自然葬の由来と考え方を知ろう

自然葬とは、お墓ではなく山や海などに位牌や遺体を還すことによって、自然の中の大きな循環の中に快気しようという葬送の方法です。かつては、自然葬といえば遺骨を砕いて散骨することを指していましたが、骨壷を使わずに直接遺体を埋葬する方法も自然に変えることに違いはないということで自然葬とされています。この弔い方は広義では風葬や鳥葬、土葬、植樹葬など自然に回帰する葬り方であると考えられています。その発生の由来は、葬儀される側の自然に帰りたいという要望を叶えるための散骨タイプと環境を保護するため墓地に人工物を設置せず里山の環境を守ろうという考えから生まれたタイプがあります。

この方法は、世界各地で行われており、日本でも古来、遺灰は海や川、山に還すのが主流だったのです。お墓を造るようになったのは、江戸時代中期頃に寺檀制度の整備が進んだことによるものです。その後、死んだ後はお墓に入るものであるという固定観念が生まれ、戦後まで散骨は違反行為とされていました。現在は、自然葬への理解が深まり、この弔い方を選択する人も増えてきました。

この弔い方を望む人が増えた背景として、自然に帰りたいという思いが増えてきているというだけでなく、現在の家族の姿が、核家族化や少子化によって、従来の家系を重んじた墓の維持、管理を続けるのが難しくなっているという社会的要因もあると考えられています。自然葬は、故人の自然に帰りたいという遺志とその家族が故人の遺志を尊重することによって行うことができる、自己決定で行える弔いの方法です。

### エントリー一覧

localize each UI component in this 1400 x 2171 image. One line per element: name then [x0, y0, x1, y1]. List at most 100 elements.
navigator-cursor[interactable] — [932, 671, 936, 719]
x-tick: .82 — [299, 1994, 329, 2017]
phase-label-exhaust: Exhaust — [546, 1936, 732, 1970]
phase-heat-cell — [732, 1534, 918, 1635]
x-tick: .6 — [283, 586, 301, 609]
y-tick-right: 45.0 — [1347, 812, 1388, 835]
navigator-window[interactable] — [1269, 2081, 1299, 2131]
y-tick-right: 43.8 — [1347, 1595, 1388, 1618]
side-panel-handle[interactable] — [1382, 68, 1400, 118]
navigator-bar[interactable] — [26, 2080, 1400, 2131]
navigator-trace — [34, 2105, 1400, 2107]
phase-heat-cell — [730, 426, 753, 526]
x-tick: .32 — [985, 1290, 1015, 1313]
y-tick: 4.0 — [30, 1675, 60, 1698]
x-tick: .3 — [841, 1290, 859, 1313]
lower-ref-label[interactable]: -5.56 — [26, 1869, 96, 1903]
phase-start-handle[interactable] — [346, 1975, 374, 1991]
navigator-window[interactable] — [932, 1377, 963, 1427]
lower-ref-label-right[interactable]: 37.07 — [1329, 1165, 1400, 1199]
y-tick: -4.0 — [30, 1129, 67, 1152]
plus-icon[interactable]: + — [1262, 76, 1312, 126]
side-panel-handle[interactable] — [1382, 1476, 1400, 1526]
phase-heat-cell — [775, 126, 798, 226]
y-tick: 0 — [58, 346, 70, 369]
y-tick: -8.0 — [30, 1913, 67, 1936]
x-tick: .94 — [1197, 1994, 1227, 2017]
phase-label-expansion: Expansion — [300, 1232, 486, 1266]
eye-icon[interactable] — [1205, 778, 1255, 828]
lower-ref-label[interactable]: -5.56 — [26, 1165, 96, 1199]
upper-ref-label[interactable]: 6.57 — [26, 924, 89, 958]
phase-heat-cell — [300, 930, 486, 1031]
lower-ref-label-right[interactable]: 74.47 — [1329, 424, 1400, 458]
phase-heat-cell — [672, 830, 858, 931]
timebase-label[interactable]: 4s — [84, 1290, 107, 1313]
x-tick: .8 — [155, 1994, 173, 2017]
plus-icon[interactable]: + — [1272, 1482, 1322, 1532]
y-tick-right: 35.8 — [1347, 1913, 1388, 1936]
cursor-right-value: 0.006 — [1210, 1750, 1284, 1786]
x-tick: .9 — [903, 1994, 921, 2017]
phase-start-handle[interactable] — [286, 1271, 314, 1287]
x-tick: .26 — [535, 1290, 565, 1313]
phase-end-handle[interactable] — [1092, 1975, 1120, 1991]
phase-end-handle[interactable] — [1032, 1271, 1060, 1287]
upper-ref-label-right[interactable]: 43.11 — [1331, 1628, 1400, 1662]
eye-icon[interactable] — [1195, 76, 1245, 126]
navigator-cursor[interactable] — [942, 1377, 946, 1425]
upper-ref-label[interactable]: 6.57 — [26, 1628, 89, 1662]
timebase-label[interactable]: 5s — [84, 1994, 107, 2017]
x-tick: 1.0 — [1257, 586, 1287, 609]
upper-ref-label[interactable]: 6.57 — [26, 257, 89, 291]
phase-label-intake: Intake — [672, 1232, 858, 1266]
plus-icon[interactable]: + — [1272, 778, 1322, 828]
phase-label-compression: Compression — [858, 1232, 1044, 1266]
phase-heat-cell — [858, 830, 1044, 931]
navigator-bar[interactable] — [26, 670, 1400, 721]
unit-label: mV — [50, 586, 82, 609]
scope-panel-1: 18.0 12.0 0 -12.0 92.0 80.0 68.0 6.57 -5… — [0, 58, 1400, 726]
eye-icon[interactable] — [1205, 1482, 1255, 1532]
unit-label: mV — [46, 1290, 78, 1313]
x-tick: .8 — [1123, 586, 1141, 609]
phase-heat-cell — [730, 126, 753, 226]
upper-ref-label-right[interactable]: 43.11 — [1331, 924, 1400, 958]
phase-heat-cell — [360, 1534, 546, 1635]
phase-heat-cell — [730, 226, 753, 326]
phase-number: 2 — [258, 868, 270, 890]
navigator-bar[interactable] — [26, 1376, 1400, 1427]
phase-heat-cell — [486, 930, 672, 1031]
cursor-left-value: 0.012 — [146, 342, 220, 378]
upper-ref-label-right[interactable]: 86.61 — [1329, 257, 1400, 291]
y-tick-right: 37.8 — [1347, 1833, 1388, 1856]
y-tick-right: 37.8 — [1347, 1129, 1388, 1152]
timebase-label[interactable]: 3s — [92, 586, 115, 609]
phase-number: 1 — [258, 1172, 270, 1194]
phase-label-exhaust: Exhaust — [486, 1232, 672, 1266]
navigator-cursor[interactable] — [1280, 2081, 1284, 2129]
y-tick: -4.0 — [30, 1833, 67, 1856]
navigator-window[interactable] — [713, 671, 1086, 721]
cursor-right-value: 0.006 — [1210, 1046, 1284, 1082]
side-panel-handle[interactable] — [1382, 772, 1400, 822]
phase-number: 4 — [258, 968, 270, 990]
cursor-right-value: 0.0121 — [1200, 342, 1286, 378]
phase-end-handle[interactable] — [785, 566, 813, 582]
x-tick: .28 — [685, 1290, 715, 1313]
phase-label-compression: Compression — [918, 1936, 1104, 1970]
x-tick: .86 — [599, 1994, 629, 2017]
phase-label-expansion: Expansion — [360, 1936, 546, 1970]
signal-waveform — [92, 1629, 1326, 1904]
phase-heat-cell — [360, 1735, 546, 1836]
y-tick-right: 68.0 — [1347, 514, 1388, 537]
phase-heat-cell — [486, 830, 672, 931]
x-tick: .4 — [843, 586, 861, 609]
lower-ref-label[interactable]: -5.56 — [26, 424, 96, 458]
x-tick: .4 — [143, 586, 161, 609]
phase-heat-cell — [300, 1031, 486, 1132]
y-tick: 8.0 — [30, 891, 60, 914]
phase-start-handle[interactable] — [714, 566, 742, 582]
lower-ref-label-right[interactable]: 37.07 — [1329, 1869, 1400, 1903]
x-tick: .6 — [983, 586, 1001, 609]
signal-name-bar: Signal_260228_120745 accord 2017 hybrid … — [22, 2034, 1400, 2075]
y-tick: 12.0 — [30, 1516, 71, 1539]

### 作業内容
本文から「自然葬の由来と考え方を知ろう」で始まり「決定で行える弔いの方法です。」で終わる部分を、両端の語句も含めて一字一句違えずに書き写す。

### 解答
自然葬の由来と考え方を知ろう

自然葬とは、お墓ではなく山や海などに位牌や遺体を還すことによって、自然の中の大きな循環の中に快気しようという葬送の方法です。かつては、自然葬といえば遺骨を砕いて散骨することを指していましたが、骨壷を使わずに直接遺体を埋葬する方法も自然に変えることに違いはないということで自然葬とされています。この弔い方は広義では風葬や鳥葬、土葬、植樹葬など自然に回帰する葬り方であると考えられています。その発生の由来は、葬儀される側の自然に帰りたいという要望を叶えるための散骨タイプと環境を保護するため墓地に人工物を設置せず里山の環境を守ろうという考えから生まれたタイプがあります。

この方法は、世界各地で行われており、日本でも古来、遺灰は海や川、山に還すのが主流だったのです。お墓を造るようになったのは、江戸時代中期頃に寺檀制度の整備が進んだことによるものです。その後、死んだ後はお墓に入るものであるという固定観念が生まれ、戦後まで散骨は違反行為とされていました。現在は、自然葬への理解が深まり、この弔い方を選択する人も増えてきました。

この弔い方を望む人が増えた背景として、自然に帰りたいという思いが増えてきているというだけでなく、現在の家族の姿が、核家族化や少子化によって、従来の家系を重んじた墓の維持、管理を続けるのが難しくなっているという社会的要因もあると考えられています。自然葬は、故人の自然に帰りたいという遺志とその家族が故人の遺志を尊重することによって行うことができる、自己決定で行える弔いの方法です。